• How to complete this task: Below are records; output exactly the lines from the one with "Convert this document image to plain text." through their final line.

• Records shown:
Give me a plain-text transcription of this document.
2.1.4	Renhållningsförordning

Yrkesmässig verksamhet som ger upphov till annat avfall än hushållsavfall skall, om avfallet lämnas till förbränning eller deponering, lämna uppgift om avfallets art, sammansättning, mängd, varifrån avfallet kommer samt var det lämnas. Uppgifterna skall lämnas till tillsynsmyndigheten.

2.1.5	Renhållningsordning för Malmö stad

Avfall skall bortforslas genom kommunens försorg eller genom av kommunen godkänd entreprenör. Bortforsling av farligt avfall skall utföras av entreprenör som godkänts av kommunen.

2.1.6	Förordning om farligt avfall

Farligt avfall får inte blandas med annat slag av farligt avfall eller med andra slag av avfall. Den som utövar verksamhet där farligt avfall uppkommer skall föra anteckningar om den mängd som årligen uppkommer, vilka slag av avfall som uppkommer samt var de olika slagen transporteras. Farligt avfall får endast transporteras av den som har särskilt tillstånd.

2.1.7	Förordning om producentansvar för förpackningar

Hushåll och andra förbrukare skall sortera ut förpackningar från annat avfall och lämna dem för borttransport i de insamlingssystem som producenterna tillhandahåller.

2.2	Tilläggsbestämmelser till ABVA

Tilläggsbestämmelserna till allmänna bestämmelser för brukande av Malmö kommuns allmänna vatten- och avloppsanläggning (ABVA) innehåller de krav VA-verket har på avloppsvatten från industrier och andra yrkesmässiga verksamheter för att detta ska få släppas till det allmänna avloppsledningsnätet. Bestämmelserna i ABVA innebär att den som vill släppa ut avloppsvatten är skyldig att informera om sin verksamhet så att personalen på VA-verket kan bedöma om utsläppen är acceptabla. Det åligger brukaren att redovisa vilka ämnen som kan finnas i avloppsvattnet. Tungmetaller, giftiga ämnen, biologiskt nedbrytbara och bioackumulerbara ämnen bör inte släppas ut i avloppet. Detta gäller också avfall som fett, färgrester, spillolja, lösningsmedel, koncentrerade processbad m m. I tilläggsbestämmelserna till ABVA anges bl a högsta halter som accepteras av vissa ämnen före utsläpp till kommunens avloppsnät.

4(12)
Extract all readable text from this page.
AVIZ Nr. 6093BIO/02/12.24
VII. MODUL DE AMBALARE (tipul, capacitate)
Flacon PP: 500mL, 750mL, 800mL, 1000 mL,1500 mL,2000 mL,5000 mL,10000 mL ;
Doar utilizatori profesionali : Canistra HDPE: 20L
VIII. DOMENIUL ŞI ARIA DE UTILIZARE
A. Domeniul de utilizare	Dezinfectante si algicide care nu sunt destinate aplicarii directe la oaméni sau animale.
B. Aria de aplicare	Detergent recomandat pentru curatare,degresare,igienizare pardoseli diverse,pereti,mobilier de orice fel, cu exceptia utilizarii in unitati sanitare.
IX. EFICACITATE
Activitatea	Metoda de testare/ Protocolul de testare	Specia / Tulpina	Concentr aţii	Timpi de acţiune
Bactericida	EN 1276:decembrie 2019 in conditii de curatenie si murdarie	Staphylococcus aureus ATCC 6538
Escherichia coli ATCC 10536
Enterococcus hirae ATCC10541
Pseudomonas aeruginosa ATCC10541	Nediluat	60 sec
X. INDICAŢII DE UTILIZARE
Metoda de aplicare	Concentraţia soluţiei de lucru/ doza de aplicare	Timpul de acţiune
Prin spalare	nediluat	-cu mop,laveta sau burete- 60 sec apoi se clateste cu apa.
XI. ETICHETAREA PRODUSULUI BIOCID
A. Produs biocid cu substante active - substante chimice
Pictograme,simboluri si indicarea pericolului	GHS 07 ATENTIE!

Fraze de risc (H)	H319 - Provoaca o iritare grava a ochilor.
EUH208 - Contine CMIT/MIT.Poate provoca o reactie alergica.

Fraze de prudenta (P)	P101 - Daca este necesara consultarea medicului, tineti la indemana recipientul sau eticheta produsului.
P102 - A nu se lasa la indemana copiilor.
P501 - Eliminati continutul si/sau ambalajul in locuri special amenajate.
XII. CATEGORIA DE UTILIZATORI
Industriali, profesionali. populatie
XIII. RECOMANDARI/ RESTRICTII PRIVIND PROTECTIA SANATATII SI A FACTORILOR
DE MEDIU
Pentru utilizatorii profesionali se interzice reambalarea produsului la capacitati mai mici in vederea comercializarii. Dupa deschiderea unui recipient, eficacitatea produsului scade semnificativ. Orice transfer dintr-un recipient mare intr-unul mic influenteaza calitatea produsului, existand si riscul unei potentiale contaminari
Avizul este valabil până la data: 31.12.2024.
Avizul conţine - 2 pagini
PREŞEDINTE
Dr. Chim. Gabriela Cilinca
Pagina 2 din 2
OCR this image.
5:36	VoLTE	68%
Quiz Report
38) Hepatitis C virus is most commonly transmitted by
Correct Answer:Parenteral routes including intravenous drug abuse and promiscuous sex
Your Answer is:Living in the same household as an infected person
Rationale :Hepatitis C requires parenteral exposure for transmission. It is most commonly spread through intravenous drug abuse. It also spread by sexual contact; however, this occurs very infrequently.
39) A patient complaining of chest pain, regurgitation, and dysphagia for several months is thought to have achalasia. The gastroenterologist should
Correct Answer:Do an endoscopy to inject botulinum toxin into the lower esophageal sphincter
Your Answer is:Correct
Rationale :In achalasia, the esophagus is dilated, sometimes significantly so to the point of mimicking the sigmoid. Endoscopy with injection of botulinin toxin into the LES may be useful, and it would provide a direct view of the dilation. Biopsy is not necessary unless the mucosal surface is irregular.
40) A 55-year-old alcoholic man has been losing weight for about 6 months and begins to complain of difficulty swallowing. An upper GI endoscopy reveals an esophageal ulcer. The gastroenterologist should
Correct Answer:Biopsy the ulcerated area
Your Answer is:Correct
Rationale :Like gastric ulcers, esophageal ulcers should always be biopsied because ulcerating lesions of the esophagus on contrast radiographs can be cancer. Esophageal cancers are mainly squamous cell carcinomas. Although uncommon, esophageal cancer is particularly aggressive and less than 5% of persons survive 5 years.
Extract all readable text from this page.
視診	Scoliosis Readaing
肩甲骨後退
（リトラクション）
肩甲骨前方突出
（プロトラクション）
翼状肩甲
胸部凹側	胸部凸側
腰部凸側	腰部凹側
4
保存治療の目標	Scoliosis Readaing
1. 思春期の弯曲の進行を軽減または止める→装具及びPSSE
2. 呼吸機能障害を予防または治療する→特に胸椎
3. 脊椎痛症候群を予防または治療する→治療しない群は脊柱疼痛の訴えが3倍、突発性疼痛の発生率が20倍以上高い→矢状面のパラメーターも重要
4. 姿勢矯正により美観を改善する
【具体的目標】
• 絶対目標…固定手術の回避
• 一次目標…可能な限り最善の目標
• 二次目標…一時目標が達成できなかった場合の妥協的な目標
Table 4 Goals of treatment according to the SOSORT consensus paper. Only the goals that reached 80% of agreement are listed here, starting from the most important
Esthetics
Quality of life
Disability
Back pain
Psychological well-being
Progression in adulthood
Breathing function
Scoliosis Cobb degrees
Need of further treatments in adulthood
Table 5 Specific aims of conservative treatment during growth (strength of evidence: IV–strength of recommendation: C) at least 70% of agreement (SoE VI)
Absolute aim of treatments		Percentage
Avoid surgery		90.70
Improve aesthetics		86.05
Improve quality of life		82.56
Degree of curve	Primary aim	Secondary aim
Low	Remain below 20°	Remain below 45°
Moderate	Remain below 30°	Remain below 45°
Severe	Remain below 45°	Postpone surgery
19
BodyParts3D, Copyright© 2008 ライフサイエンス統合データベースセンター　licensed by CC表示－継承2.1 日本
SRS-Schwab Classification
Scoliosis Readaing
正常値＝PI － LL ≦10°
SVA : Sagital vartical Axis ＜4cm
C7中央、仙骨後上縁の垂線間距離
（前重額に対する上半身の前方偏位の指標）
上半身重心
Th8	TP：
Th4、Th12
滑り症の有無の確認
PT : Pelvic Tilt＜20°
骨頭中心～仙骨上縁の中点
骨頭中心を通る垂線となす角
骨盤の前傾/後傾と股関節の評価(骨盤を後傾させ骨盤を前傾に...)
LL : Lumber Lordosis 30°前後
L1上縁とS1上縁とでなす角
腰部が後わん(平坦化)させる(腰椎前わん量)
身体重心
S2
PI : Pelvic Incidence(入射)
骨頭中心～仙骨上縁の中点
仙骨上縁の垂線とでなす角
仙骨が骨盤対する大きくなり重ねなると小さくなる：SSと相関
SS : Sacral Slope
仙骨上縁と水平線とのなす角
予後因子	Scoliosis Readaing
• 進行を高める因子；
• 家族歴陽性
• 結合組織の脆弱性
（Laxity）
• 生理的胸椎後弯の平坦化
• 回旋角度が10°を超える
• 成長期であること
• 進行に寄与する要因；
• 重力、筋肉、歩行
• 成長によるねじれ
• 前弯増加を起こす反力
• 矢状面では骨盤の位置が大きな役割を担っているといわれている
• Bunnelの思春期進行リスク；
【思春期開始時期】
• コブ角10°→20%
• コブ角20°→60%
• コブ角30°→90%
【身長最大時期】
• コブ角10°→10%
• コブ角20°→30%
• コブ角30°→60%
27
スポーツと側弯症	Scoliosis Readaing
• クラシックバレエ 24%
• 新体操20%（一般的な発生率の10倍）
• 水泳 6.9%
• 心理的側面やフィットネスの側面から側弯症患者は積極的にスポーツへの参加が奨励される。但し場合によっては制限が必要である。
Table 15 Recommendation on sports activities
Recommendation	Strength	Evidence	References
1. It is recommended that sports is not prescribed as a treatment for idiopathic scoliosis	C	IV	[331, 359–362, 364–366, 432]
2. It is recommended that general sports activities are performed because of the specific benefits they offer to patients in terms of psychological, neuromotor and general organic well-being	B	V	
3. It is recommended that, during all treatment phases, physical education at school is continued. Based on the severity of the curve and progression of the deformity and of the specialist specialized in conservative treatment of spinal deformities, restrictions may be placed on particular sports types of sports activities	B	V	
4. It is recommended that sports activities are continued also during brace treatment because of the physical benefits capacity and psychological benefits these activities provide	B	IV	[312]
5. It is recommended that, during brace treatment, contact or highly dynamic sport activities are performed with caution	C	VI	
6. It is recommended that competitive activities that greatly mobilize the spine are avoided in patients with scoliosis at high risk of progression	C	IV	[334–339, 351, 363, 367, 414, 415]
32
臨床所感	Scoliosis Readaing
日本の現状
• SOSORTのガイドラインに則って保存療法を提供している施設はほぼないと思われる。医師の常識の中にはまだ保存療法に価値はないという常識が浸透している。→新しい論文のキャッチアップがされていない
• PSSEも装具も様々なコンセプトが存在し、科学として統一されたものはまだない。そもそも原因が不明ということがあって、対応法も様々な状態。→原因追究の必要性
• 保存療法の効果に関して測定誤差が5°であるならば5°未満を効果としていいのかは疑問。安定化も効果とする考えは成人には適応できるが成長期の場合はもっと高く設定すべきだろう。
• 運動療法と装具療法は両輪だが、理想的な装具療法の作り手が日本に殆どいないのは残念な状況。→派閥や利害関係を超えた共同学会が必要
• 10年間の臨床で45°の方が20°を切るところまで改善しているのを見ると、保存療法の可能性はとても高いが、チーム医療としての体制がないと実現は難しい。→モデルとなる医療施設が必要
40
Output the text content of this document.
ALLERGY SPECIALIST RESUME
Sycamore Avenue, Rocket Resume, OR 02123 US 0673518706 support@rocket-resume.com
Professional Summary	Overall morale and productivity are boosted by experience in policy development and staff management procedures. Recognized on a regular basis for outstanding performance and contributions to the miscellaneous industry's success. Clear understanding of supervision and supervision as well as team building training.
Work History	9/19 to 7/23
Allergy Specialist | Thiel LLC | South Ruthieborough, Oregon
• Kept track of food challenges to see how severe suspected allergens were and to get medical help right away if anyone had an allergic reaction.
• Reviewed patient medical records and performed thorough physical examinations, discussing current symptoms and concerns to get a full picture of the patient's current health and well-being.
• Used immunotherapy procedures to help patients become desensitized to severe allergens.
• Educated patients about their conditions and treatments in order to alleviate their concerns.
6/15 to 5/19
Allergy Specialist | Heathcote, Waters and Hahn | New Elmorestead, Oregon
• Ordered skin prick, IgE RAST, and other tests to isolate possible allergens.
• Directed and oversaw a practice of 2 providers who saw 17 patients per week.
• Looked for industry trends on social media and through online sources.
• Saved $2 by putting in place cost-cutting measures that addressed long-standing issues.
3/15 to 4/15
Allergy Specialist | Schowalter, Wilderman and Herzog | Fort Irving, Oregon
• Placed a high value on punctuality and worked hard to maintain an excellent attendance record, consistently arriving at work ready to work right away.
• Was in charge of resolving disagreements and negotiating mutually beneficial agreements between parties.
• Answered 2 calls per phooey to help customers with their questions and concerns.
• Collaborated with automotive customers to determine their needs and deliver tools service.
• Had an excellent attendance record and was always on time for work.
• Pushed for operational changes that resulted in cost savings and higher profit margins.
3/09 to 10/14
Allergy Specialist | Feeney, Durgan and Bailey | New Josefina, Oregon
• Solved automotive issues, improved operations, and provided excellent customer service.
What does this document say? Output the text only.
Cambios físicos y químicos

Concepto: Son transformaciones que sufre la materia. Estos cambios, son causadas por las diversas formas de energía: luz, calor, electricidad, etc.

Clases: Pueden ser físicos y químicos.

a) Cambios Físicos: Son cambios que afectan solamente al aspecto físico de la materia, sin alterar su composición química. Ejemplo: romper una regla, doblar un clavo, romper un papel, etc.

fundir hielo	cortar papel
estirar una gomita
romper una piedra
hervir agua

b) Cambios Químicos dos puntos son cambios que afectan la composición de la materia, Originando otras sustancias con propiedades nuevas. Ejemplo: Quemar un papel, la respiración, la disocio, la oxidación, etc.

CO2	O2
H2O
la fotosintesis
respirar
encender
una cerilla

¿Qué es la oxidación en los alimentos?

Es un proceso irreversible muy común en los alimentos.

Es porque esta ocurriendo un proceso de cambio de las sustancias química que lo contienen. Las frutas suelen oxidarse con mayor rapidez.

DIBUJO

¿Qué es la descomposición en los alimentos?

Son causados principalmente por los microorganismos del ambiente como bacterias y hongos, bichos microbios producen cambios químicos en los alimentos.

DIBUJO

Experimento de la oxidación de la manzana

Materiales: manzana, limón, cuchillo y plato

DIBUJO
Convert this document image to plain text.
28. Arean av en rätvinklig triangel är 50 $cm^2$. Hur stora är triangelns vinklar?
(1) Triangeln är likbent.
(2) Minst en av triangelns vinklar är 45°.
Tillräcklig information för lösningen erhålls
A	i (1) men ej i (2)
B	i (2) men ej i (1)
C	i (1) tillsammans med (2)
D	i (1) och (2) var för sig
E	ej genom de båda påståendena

• Solution to this exercise:
Convert this document image to plain text.
28. Arean av en rätvinklig triangel är 50 $cm^2$. Hur stora är triangelns vinklar?
(1) Triangeln är likbent.
(2) Minst en av triangelns vinklar är 45°.
Tillräcklig information för lösningen erhålls
A	i (1) men ej i (2)
B	i (2) men ej i (1)
C	i (1) tillsammans med (2)
D	i (1) och (2) var för sig
E	ej genom de båda påståendena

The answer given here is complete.